### Task statement
Transcribe the entries line by line, starting at the line that contains "Give me the" and stopping after the line that contains "cell-tools-4[interactable]: [909, 642, 1168, 760]". Leave the pictures out of your answer.

### The records
/---

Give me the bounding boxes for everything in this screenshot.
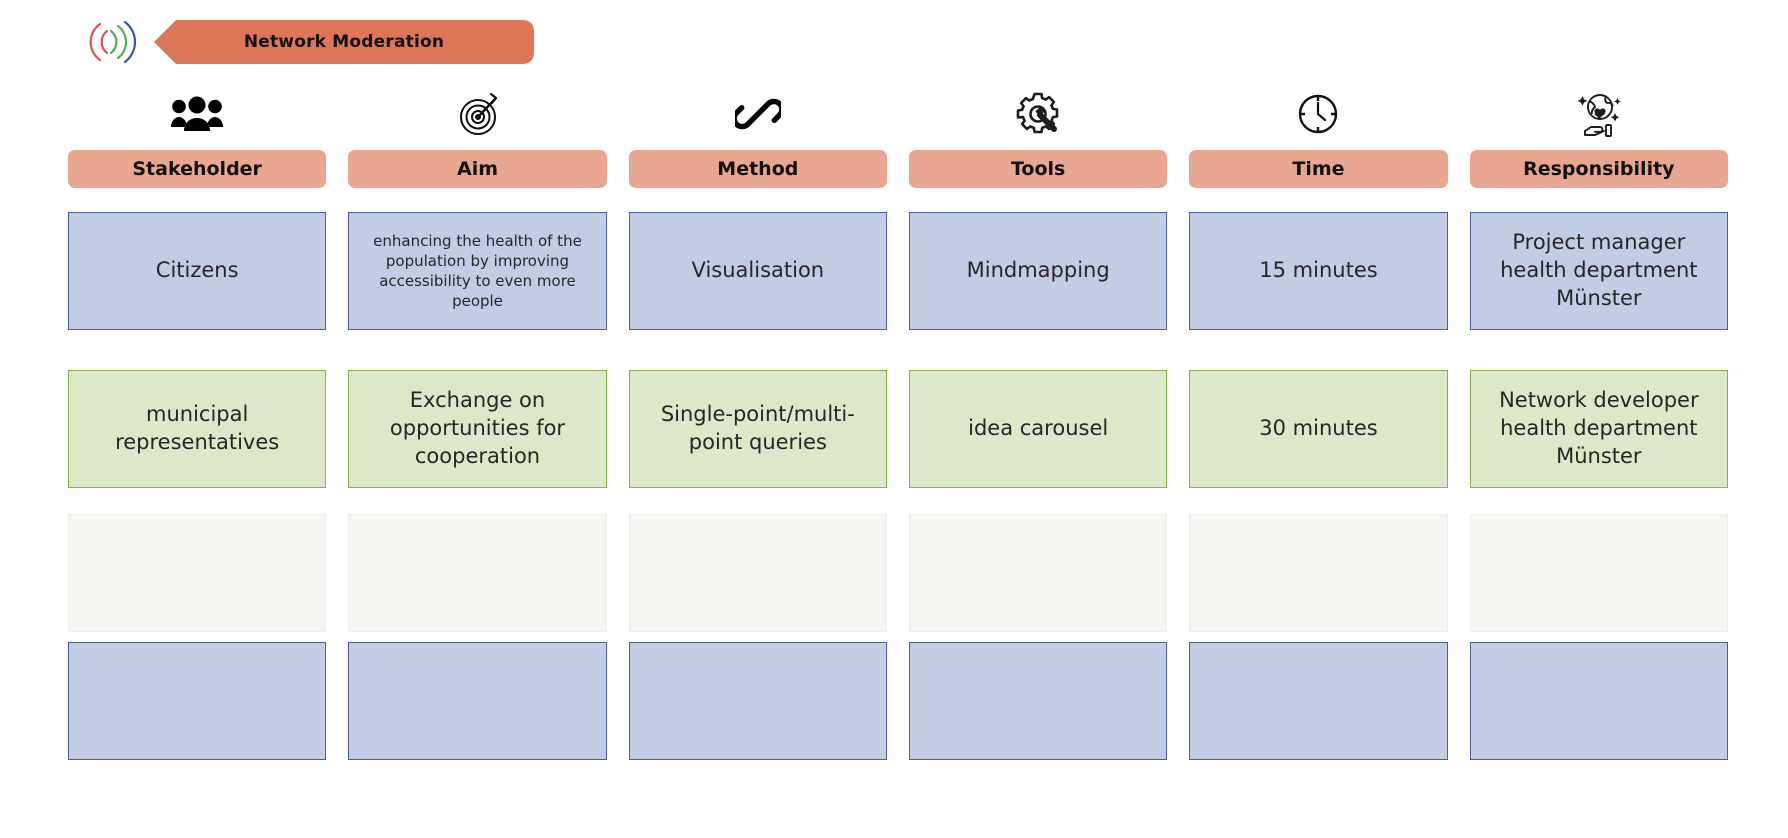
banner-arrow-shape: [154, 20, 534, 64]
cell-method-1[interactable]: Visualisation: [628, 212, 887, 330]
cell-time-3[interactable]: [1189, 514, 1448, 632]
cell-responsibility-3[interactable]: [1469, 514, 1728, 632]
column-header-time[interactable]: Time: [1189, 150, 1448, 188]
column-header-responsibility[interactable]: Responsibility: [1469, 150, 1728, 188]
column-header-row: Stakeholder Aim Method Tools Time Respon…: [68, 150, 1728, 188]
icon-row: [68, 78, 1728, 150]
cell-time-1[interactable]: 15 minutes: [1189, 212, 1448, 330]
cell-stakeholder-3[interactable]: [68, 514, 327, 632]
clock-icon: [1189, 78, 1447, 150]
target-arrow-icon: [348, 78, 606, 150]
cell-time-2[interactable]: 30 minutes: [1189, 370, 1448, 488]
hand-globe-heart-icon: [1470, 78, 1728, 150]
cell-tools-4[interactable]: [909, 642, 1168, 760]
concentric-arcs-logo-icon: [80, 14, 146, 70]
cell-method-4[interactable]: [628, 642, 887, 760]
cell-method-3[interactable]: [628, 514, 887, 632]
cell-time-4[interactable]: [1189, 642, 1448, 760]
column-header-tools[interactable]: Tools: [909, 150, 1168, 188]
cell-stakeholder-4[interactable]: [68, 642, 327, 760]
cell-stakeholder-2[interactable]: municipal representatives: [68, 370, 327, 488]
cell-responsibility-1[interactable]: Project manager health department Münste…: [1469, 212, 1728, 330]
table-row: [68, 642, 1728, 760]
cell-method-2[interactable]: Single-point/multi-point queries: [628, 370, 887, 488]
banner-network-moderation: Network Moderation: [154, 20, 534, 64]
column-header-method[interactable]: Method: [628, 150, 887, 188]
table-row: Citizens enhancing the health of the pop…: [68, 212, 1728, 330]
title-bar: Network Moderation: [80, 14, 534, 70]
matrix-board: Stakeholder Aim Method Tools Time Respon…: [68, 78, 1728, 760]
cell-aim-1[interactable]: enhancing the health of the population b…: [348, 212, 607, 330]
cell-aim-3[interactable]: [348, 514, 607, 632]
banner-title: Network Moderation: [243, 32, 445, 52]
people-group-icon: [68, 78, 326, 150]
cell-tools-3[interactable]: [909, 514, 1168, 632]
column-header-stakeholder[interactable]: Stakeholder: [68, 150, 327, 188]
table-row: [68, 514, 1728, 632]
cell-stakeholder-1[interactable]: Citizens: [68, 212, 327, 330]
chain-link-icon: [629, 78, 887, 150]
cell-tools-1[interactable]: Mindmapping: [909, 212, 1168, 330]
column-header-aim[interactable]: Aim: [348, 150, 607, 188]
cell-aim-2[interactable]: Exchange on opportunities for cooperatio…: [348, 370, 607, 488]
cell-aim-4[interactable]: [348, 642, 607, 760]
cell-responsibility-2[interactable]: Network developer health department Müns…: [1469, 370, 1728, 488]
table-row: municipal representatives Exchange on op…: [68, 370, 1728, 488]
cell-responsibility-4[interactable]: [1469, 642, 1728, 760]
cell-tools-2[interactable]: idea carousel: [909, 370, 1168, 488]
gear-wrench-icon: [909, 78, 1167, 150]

\---
/---

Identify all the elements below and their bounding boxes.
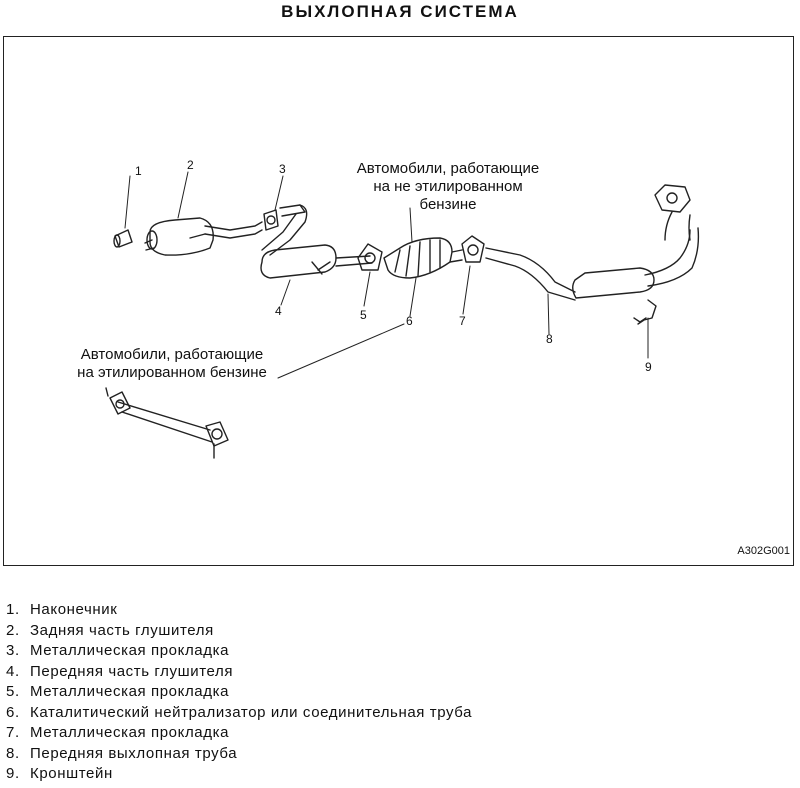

\---
/---

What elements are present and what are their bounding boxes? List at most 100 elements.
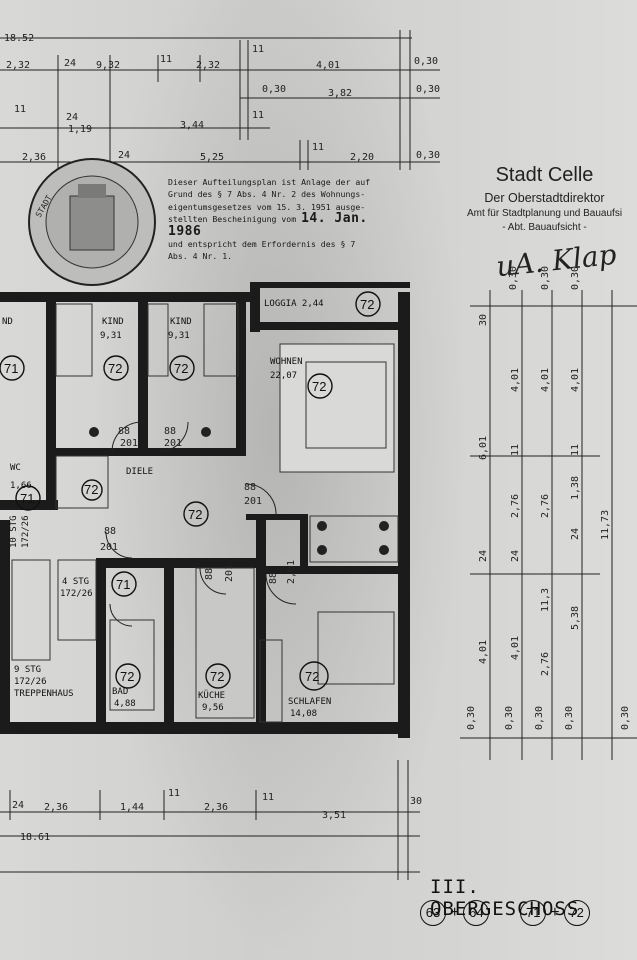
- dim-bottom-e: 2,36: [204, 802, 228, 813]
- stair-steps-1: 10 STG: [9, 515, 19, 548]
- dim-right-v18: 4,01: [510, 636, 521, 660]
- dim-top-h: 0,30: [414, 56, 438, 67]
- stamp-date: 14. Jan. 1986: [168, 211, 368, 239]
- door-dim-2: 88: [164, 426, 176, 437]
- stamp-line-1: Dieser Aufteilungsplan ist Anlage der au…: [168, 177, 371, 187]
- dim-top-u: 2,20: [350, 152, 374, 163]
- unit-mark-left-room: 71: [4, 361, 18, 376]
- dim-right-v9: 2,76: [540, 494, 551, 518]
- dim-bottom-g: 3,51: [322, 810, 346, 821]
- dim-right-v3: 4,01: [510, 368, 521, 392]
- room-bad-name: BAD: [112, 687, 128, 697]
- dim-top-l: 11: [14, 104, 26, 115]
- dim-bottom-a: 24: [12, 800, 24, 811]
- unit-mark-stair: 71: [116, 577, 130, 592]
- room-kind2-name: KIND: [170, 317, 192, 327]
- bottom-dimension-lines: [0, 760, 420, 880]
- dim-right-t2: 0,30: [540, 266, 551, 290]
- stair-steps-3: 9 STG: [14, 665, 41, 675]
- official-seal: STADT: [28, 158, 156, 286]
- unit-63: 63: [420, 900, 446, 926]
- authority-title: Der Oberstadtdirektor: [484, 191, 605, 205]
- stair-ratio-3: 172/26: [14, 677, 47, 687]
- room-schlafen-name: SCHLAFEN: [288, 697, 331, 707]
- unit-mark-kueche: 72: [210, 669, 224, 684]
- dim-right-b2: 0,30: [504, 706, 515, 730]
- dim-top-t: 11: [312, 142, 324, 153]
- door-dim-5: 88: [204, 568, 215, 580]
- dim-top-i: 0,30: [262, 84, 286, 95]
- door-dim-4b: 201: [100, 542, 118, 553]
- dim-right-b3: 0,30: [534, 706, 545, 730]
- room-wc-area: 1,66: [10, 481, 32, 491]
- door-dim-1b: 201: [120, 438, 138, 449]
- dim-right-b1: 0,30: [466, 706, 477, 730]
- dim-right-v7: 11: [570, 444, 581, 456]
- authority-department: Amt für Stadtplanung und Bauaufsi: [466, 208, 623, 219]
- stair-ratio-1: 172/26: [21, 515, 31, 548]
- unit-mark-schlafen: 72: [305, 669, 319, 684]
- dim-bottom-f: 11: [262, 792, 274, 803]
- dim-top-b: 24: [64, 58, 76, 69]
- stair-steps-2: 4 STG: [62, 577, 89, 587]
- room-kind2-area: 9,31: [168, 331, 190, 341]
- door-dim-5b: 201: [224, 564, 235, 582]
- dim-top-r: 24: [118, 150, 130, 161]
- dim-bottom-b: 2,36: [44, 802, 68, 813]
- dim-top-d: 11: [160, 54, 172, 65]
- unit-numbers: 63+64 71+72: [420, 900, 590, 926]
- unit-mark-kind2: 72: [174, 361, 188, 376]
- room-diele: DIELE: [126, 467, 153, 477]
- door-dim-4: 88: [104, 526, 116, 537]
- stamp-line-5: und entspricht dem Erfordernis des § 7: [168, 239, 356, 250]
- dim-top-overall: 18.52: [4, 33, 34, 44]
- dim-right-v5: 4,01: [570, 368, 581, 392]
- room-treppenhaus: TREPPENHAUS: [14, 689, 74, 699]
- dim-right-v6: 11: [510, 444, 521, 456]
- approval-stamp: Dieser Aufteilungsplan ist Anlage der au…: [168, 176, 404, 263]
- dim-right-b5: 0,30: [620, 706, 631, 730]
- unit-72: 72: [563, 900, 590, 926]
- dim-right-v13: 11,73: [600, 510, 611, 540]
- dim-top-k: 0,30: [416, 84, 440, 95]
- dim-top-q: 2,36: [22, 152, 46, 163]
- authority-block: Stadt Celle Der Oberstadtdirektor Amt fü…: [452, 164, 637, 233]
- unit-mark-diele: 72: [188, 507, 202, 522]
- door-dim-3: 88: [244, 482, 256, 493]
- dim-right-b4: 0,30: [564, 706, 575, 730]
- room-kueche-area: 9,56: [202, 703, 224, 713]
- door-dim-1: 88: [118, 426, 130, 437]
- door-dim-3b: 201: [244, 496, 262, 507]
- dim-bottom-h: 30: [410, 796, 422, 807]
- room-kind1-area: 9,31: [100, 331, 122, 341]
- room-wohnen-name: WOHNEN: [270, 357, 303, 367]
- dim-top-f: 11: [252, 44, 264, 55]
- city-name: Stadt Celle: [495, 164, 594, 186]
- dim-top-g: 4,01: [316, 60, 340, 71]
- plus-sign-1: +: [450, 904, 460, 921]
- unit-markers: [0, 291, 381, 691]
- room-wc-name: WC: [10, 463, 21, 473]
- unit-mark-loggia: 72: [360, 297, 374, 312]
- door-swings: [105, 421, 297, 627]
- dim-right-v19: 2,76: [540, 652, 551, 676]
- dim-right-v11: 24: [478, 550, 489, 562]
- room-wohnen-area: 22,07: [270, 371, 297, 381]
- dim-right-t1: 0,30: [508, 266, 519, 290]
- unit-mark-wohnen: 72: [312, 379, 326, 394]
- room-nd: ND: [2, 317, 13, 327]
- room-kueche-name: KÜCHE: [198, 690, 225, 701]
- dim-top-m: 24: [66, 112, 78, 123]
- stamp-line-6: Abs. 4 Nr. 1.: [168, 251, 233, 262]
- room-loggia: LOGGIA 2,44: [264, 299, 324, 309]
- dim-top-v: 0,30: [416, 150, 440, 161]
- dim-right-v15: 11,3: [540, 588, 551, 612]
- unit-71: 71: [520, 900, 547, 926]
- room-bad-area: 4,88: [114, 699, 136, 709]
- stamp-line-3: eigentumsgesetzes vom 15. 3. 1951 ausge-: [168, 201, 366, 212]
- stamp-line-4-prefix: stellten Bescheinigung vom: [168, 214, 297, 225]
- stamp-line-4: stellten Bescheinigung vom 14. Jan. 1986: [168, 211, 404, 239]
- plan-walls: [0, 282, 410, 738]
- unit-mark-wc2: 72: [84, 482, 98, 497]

\---

### Result of this exercise
Give me the bounding boxes for everything in this screenshot.
banner-arrow-shape: [154, 20, 534, 64]
cell-method-1[interactable]: Visualisation: [628, 212, 887, 330]
cell-time-3[interactable]: [1189, 514, 1448, 632]
cell-responsibility-3[interactable]: [1469, 514, 1728, 632]
column-header-time[interactable]: Time: [1189, 150, 1448, 188]
column-header-responsibility[interactable]: Responsibility: [1469, 150, 1728, 188]
column-header-row: Stakeholder Aim Method Tools Time Respon…: [68, 150, 1728, 188]
icon-row: [68, 78, 1728, 150]
cell-time-1[interactable]: 15 minutes: [1189, 212, 1448, 330]
cell-stakeholder-3[interactable]: [68, 514, 327, 632]
clock-icon: [1189, 78, 1447, 150]
target-arrow-icon: [348, 78, 606, 150]
cell-time-2[interactable]: 30 minutes: [1189, 370, 1448, 488]
hand-globe-heart-icon: [1470, 78, 1728, 150]
cell-tools-4[interactable]: [909, 642, 1168, 760]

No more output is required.